__PROVIDED RECORDS__.
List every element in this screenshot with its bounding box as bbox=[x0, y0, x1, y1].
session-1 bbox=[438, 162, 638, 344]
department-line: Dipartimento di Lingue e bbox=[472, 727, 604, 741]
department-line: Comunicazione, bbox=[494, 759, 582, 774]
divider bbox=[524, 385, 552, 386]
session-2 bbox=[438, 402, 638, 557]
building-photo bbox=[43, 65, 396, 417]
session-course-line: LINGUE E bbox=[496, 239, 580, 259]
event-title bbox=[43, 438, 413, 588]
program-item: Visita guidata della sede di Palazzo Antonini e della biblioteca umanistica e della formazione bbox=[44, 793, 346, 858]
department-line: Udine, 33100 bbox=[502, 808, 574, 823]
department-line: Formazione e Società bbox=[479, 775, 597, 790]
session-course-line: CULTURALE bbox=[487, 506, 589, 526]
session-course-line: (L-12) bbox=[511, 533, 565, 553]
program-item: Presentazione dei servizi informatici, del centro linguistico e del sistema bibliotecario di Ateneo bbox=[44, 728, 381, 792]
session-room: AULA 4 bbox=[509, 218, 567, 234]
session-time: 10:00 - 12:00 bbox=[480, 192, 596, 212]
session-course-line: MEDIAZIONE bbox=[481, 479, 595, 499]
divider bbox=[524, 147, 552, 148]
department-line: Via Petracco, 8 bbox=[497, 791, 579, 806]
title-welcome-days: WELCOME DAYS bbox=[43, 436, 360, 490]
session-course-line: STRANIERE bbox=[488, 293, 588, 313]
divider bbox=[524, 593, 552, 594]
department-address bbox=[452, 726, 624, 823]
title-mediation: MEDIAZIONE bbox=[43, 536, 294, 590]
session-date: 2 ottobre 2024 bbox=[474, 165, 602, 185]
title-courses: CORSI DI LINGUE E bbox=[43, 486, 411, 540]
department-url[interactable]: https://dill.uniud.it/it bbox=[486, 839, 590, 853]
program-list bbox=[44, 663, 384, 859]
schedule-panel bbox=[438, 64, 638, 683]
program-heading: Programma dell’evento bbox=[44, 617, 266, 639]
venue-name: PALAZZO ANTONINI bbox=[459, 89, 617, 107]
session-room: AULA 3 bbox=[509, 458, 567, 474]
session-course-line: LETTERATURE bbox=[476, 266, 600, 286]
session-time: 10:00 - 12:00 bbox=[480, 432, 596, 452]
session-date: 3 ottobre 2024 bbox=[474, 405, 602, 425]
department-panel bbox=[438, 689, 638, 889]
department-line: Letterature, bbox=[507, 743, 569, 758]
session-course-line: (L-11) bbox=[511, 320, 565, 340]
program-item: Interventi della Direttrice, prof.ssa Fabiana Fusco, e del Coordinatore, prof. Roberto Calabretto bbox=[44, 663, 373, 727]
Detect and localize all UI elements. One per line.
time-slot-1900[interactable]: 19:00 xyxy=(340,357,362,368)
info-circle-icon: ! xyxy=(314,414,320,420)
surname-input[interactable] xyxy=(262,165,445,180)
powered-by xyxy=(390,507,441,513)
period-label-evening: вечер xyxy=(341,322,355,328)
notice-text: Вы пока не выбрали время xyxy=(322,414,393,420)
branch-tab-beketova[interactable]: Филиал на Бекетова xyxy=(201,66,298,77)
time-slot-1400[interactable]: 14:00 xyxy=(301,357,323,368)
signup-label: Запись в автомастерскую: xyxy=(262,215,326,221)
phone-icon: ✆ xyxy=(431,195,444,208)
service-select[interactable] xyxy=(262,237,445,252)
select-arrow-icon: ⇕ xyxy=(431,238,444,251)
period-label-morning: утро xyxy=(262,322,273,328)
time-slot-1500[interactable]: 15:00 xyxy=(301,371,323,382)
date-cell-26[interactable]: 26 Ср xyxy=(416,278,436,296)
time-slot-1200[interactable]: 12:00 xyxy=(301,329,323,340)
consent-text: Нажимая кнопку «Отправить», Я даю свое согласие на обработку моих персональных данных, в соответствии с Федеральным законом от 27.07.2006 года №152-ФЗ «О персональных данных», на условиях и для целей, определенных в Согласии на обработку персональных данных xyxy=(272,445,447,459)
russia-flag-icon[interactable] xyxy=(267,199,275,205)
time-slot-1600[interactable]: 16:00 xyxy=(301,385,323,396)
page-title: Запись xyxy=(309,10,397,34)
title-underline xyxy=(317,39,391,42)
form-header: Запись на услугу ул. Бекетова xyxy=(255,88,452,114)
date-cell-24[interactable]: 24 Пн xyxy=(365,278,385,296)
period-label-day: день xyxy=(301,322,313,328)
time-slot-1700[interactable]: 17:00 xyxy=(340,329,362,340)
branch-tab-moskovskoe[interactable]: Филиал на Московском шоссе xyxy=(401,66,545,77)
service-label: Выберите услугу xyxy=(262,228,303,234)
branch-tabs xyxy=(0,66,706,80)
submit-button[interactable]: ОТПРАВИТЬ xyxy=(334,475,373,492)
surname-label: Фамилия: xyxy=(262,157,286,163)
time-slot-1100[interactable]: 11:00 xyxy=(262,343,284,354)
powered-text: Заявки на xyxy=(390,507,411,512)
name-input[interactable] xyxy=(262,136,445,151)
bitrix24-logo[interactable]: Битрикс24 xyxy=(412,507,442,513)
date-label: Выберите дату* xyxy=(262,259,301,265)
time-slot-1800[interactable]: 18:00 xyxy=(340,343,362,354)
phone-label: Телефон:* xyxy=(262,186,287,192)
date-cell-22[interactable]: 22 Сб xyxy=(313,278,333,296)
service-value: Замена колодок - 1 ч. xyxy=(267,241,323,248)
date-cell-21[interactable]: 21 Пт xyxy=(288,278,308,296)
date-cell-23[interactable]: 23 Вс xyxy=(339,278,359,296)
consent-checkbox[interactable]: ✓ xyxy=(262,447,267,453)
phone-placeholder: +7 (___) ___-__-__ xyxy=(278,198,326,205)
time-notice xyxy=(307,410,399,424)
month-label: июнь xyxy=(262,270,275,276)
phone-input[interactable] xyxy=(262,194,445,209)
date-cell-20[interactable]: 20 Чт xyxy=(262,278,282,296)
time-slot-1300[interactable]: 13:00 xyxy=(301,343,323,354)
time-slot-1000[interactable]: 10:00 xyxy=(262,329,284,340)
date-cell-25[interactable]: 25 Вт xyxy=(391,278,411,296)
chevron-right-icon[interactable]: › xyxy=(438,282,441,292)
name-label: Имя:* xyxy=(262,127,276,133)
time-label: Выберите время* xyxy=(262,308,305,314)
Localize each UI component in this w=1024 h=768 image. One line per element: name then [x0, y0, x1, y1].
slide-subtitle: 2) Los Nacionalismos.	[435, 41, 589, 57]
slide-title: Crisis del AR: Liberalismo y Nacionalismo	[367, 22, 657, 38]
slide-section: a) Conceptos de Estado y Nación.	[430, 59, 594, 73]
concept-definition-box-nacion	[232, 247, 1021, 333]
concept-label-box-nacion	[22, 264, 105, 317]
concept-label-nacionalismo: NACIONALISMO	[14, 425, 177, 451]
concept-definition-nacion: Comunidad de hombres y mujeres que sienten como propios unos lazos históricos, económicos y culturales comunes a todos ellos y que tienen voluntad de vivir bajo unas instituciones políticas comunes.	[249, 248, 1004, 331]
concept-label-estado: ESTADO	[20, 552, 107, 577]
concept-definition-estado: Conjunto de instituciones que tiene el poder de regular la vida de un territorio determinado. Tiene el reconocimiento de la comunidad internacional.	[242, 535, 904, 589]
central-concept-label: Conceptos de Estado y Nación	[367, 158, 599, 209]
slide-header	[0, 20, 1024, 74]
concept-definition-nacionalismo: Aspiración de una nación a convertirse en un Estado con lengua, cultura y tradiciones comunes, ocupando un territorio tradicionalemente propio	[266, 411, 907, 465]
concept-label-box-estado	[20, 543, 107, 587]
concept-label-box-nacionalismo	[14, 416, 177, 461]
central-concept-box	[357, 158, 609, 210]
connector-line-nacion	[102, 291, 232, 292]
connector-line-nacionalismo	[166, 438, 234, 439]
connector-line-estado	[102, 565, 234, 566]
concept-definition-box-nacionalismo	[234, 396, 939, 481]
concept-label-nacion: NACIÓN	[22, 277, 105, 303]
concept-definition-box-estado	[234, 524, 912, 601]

__WRITTEN INSTRUCTION__. Return the rows unchanged, from the first one through the one containing "department-line: Letterature, bbox=[507, 743, 569, 758]", including both.

__TASK ANSWER__.
List every element in this screenshot with its bounding box as bbox=[x0, y0, x1, y1].
session-1 bbox=[438, 162, 638, 344]
department-line: Dipartimento di Lingue e bbox=[472, 727, 604, 741]
department-line: Comunicazione, bbox=[494, 759, 582, 774]
divider bbox=[524, 385, 552, 386]
session-2 bbox=[438, 402, 638, 557]
building-photo bbox=[43, 65, 396, 417]
session-course-line: LINGUE E bbox=[496, 239, 580, 259]
event-title bbox=[43, 438, 413, 588]
program-item: Visita guidata della sede di Palazzo Antonini e della biblioteca umanistica e della formazione bbox=[44, 793, 346, 858]
department-line: Udine, 33100 bbox=[502, 808, 574, 823]
department-line: Formazione e Società bbox=[479, 775, 597, 790]
session-course-line: CULTURALE bbox=[487, 506, 589, 526]
session-course-line: (L-12) bbox=[511, 533, 565, 553]
program-item: Presentazione dei servizi informatici, del centro linguistico e del sistema bibliotecario di Ateneo bbox=[44, 728, 381, 792]
session-room: AULA 4 bbox=[509, 218, 567, 234]
session-time: 10:00 - 12:00 bbox=[480, 192, 596, 212]
session-course-line: MEDIAZIONE bbox=[481, 479, 595, 499]
divider bbox=[524, 147, 552, 148]
department-line: Via Petracco, 8 bbox=[497, 791, 579, 806]
title-welcome-days: WELCOME DAYS bbox=[43, 436, 360, 490]
session-course-line: STRANIERE bbox=[488, 293, 588, 313]
divider bbox=[524, 593, 552, 594]
department-address bbox=[452, 726, 624, 823]
title-mediation: MEDIAZIONE bbox=[43, 536, 294, 590]
session-date: 2 ottobre 2024 bbox=[474, 165, 602, 185]
title-courses: CORSI DI LINGUE E bbox=[43, 486, 411, 540]
department-url[interactable]: https://dill.uniud.it/it bbox=[486, 839, 590, 853]
program-list bbox=[44, 663, 384, 859]
schedule-panel bbox=[438, 64, 638, 683]
program-heading: Programma dell’evento bbox=[44, 617, 266, 639]
venue-name: PALAZZO ANTONINI bbox=[459, 89, 617, 107]
session-room: AULA 3 bbox=[509, 458, 567, 474]
session-course-line: LETTERATURE bbox=[476, 266, 600, 286]
session-time: 10:00 - 12:00 bbox=[480, 432, 596, 452]
session-date: 3 ottobre 2024 bbox=[474, 405, 602, 425]
department-panel bbox=[438, 689, 638, 889]
department-line: Letterature, bbox=[507, 743, 569, 758]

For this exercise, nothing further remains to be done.